__REQUIREMENT__
Gather up the lines with the word "parent" in them.

[Start of DATA LINES]

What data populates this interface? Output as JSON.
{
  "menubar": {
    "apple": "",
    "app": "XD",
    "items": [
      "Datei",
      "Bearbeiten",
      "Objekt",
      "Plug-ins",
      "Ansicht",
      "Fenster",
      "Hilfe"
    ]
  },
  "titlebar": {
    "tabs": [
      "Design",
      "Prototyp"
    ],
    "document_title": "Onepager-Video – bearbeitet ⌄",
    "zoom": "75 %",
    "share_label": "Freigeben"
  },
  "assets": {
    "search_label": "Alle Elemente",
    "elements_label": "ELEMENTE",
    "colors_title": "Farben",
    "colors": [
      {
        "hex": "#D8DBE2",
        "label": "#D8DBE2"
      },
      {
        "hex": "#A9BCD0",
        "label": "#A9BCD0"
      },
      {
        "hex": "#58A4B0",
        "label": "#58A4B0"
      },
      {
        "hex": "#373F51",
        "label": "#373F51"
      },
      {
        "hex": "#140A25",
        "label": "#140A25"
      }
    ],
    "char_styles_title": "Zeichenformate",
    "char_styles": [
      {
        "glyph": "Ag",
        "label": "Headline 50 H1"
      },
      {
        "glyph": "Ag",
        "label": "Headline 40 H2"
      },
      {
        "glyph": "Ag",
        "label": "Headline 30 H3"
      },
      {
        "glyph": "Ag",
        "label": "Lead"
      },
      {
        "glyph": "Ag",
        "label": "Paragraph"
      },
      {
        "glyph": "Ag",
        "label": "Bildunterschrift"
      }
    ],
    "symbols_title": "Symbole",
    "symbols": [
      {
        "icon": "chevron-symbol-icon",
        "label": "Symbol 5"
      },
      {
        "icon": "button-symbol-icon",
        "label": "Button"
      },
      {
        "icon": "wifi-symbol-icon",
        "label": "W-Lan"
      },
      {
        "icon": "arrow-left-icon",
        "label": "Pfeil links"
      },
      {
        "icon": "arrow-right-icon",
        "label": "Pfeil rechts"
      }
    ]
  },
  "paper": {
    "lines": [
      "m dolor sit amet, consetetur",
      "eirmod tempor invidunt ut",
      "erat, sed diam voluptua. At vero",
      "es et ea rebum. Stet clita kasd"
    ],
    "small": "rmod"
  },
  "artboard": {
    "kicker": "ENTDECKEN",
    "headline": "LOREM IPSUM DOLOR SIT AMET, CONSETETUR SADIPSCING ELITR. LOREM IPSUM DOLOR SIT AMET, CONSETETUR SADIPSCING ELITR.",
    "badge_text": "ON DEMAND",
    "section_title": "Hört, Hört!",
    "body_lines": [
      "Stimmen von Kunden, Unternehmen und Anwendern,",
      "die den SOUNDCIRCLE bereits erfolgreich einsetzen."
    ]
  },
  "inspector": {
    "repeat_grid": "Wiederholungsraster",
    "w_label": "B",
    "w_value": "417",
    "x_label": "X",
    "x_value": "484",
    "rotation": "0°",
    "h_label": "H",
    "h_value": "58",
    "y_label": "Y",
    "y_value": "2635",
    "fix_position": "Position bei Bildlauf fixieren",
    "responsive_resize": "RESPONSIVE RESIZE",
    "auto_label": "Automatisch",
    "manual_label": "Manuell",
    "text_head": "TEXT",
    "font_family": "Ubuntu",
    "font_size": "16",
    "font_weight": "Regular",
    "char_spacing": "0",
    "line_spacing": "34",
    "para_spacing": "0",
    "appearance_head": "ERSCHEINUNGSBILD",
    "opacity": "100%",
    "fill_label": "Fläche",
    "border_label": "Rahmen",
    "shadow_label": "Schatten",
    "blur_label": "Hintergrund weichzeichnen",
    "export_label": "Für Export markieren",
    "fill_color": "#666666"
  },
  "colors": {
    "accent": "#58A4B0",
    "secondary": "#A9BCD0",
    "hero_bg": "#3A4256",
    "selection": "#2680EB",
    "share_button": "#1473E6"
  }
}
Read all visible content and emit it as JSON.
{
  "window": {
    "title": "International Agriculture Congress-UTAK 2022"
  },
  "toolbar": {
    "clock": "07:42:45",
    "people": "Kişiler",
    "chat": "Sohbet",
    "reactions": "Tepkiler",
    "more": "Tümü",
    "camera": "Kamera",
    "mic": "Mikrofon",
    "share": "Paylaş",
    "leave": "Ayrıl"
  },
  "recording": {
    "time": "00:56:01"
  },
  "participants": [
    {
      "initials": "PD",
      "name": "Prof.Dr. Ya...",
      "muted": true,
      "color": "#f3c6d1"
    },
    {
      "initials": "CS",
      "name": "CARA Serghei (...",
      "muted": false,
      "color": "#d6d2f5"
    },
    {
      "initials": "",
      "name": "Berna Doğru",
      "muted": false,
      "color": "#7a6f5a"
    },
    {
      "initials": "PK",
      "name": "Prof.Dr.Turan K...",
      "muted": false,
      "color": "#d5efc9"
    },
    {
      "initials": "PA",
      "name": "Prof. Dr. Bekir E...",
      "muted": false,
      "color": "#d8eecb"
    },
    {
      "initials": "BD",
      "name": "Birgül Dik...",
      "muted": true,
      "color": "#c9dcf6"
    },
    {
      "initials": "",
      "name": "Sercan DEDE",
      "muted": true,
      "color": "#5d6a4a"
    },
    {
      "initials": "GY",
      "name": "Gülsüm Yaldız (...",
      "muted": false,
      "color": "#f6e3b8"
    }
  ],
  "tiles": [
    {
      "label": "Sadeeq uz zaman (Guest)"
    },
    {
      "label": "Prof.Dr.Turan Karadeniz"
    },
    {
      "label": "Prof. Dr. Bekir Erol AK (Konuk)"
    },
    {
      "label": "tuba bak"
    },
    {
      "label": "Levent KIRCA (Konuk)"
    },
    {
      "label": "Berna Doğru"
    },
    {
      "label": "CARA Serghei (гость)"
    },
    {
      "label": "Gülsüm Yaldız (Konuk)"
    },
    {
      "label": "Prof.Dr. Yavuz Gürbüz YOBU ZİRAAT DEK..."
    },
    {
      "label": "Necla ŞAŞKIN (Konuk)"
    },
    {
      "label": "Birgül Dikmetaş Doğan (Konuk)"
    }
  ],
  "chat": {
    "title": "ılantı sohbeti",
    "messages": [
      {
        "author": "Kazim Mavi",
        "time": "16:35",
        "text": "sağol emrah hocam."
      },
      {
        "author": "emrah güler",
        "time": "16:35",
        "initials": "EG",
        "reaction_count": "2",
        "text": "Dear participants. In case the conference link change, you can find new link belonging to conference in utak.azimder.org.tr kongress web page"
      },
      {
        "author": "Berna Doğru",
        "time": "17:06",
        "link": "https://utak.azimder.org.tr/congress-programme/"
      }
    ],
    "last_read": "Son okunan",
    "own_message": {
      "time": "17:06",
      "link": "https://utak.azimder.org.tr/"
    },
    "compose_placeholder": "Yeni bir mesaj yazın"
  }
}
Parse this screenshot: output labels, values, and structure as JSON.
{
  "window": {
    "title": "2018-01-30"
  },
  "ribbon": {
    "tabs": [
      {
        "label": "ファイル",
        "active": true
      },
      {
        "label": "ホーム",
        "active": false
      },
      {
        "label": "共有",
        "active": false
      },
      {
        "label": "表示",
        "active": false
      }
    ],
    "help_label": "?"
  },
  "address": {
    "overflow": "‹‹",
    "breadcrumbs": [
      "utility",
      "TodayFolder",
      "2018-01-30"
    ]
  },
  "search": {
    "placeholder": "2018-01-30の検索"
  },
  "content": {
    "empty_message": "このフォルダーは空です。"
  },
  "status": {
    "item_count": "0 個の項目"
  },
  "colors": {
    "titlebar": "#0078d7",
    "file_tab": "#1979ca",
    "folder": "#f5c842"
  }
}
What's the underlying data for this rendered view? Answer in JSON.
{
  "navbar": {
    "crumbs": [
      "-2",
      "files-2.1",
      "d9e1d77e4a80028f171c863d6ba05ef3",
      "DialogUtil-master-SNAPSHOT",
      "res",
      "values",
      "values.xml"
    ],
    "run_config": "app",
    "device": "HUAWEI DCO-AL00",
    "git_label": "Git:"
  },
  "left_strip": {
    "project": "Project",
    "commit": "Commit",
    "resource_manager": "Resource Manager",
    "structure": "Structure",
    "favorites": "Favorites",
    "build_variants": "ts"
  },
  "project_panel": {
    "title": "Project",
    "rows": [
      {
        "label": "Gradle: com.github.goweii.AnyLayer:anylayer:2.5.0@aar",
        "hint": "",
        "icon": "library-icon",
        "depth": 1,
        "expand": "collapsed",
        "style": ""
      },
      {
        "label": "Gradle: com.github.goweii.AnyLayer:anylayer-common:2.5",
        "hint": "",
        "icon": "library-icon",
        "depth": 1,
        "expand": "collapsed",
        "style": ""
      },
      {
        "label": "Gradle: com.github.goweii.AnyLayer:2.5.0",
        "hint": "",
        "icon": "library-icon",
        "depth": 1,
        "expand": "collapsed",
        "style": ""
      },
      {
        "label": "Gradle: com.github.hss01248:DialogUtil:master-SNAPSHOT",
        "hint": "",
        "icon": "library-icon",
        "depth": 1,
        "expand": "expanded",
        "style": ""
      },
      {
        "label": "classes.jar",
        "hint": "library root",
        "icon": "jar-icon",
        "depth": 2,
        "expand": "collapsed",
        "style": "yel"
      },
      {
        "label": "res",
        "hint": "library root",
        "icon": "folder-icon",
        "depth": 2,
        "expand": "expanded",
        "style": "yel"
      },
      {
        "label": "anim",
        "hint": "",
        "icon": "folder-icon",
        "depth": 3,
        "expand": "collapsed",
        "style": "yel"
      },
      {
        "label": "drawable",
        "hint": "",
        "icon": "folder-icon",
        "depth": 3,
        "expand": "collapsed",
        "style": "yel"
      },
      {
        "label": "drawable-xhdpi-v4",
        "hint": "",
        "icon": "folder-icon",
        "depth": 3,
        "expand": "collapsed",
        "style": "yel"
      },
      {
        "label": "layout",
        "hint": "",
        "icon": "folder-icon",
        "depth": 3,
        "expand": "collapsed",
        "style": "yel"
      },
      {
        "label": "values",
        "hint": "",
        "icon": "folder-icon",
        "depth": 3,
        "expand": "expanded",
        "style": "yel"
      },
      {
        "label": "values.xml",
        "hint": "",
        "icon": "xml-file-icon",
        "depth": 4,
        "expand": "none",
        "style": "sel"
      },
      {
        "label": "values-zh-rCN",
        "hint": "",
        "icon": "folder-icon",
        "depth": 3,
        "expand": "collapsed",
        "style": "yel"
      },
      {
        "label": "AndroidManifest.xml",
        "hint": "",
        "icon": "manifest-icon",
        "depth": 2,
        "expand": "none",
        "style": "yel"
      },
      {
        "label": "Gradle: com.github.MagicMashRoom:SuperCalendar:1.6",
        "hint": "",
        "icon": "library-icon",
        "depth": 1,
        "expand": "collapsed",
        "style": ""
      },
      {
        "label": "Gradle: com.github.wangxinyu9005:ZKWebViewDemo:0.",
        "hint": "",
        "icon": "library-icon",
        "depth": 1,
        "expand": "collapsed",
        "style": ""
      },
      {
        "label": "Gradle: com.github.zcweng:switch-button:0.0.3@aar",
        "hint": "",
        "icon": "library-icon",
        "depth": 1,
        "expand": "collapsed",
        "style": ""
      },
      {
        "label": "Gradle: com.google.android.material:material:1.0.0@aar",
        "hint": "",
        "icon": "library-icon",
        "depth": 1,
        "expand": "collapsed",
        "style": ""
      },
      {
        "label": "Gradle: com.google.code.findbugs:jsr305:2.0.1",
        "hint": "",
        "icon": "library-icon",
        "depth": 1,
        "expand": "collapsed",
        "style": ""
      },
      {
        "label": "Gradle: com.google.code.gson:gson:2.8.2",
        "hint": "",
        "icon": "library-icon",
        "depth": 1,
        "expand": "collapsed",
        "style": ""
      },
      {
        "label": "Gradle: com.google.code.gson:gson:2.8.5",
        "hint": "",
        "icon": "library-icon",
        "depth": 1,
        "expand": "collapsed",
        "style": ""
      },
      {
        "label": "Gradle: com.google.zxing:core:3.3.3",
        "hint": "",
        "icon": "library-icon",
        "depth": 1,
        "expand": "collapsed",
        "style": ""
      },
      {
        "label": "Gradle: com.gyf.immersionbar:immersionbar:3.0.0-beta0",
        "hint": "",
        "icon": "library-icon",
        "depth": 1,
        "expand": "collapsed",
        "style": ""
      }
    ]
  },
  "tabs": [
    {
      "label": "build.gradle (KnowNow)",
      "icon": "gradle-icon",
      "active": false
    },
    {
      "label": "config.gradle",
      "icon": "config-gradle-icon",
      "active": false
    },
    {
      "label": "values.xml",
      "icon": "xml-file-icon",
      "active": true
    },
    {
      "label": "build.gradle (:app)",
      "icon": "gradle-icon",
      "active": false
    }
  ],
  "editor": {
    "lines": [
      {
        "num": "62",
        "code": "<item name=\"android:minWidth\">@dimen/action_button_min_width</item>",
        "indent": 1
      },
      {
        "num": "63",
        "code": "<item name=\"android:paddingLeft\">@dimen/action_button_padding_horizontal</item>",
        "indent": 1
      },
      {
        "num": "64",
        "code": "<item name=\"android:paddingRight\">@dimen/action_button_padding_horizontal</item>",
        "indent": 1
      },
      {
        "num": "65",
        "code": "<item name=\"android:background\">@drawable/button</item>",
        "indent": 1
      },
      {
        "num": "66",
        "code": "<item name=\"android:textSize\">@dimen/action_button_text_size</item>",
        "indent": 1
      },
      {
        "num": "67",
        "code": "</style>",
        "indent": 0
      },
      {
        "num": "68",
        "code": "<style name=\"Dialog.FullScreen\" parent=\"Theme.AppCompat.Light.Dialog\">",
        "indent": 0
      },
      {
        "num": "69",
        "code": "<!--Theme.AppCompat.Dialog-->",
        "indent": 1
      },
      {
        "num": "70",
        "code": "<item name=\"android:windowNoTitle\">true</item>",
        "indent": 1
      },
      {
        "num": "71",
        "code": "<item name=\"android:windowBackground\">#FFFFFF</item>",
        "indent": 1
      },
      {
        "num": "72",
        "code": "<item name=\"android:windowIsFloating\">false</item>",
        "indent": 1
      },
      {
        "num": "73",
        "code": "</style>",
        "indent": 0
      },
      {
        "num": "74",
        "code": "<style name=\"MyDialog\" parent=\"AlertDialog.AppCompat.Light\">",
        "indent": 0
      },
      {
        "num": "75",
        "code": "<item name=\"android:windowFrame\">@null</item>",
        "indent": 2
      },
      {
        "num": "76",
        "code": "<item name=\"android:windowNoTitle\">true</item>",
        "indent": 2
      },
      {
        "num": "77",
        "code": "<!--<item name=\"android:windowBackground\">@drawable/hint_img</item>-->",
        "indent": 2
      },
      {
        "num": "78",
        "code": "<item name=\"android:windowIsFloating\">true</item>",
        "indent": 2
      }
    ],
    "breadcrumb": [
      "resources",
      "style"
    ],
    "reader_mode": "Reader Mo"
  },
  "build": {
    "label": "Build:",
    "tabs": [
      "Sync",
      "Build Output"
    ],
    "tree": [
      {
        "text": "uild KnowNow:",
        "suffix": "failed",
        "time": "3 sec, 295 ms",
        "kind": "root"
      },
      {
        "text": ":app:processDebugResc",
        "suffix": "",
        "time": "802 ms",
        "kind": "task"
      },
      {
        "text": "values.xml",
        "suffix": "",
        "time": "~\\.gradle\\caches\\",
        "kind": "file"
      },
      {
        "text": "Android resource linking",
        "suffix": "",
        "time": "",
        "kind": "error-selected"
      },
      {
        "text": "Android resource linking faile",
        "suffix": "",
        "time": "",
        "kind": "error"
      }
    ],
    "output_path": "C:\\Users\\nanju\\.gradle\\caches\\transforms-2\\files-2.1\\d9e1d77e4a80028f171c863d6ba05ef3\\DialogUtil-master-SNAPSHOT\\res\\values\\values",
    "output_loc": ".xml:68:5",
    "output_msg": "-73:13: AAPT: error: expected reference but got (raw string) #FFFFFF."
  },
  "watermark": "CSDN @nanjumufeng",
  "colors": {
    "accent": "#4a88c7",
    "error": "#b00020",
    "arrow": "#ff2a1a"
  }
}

[End of DATA LINES]

__RESULT__
        "code": "<style name=\"Dialog.FullScreen\" parent=\"Theme.AppCompat.Light.Dialog\">",
        "code": "<style name=\"MyDialog\" parent=\"AlertDialog.AppCompat.Light\">",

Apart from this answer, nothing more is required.